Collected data
╭──
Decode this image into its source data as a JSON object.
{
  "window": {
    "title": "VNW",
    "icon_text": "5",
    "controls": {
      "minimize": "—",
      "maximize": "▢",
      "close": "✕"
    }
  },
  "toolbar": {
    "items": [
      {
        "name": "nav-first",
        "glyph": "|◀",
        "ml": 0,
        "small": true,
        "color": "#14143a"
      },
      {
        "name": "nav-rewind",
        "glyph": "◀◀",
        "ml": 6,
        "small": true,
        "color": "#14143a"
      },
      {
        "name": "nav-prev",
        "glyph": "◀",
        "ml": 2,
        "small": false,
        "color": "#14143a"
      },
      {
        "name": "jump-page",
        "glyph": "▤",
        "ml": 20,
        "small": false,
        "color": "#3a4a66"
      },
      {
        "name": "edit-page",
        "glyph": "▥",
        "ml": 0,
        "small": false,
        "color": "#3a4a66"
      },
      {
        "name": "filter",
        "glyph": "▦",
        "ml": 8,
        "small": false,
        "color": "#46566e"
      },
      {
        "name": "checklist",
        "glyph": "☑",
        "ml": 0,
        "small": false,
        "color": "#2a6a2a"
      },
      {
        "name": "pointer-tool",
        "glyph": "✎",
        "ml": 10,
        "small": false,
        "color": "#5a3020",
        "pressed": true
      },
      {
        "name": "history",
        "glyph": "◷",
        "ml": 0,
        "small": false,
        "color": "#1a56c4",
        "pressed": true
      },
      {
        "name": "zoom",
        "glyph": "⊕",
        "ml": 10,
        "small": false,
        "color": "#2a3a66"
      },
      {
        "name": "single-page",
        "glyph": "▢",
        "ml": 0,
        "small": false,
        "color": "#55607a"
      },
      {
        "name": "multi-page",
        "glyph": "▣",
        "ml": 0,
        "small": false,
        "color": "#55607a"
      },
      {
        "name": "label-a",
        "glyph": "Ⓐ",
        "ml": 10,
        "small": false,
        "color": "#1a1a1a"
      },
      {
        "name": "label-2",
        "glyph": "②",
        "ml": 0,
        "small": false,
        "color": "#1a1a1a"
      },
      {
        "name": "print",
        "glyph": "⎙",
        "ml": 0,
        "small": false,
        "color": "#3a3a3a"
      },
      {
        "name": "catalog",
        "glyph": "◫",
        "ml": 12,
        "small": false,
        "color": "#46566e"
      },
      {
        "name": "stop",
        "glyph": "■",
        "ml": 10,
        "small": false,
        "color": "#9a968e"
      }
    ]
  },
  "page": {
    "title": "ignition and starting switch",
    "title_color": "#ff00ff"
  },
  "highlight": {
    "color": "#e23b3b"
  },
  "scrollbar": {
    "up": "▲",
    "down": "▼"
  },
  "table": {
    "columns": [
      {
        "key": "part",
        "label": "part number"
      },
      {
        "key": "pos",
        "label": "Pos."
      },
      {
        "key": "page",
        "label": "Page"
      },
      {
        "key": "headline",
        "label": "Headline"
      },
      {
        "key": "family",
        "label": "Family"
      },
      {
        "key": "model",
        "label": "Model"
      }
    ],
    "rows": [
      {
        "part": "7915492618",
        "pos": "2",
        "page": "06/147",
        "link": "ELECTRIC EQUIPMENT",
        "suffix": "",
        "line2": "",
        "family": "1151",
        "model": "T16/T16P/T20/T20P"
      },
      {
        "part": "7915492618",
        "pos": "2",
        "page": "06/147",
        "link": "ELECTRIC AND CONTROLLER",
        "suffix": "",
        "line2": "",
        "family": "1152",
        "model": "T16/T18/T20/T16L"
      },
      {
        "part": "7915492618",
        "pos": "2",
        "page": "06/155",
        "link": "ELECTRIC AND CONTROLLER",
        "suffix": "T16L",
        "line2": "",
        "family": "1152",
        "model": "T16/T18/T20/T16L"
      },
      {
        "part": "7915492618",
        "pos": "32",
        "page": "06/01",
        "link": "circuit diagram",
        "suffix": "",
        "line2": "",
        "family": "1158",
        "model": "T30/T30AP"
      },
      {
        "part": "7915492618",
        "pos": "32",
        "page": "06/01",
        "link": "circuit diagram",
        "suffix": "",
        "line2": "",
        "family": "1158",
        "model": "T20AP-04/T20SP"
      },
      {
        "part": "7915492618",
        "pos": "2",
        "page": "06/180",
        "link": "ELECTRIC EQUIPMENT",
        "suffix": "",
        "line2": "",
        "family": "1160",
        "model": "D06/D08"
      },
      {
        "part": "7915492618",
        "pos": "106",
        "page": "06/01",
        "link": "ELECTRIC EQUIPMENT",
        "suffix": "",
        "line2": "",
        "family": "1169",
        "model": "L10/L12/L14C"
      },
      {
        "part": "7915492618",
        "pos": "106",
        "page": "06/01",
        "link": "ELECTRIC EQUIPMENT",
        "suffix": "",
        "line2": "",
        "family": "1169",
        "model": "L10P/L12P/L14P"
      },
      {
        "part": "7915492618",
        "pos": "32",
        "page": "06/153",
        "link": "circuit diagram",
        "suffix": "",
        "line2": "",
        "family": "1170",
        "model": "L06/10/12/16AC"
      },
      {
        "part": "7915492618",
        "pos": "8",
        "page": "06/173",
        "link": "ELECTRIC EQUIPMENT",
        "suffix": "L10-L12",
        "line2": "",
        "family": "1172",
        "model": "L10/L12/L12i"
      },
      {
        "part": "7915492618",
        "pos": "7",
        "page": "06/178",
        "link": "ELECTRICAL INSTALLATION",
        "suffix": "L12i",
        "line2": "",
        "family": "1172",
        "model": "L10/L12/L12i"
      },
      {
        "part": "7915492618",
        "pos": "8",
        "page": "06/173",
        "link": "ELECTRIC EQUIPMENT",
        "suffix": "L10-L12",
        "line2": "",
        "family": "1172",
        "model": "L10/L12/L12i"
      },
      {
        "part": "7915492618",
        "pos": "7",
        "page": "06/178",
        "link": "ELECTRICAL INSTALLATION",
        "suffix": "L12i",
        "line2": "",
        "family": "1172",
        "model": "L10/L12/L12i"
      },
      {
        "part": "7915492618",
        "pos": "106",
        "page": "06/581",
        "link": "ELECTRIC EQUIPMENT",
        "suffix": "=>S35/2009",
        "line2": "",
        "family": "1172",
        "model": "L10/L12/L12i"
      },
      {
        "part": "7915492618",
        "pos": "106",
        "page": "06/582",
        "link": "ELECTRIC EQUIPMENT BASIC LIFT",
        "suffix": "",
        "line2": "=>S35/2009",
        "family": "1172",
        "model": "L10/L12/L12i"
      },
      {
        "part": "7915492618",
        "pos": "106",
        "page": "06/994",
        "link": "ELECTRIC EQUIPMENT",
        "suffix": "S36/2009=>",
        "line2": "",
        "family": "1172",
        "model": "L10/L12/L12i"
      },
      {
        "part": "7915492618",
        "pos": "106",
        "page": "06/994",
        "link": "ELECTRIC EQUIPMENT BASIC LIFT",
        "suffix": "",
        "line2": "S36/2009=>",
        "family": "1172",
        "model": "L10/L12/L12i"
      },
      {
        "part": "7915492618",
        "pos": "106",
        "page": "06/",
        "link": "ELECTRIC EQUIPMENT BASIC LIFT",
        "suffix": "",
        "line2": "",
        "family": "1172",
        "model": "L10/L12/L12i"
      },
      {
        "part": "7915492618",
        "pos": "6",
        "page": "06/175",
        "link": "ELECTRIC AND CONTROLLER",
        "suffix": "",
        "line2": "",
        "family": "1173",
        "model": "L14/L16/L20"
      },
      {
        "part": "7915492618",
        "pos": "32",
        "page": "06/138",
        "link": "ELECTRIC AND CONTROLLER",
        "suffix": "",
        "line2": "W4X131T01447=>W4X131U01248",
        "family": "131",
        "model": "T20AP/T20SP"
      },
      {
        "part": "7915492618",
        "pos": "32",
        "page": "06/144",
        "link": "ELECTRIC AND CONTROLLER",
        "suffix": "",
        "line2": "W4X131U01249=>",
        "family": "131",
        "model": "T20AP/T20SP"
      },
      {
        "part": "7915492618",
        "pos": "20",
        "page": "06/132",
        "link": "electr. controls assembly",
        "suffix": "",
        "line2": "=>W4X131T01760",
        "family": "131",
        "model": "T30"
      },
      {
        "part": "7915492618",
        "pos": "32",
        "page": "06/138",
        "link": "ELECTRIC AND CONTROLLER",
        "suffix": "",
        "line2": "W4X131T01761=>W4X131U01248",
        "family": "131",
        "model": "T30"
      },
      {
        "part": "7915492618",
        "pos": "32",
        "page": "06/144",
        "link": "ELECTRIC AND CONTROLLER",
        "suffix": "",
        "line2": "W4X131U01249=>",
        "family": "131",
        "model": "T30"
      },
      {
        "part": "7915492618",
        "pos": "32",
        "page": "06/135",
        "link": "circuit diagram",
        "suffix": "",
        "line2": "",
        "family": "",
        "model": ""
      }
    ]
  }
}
╰──
**EXERCISE BRIEF:** Show every line from the entries above in which "controls" appears.

**REPLY:**
    "controls": {
        "link": "electr. controls assembly",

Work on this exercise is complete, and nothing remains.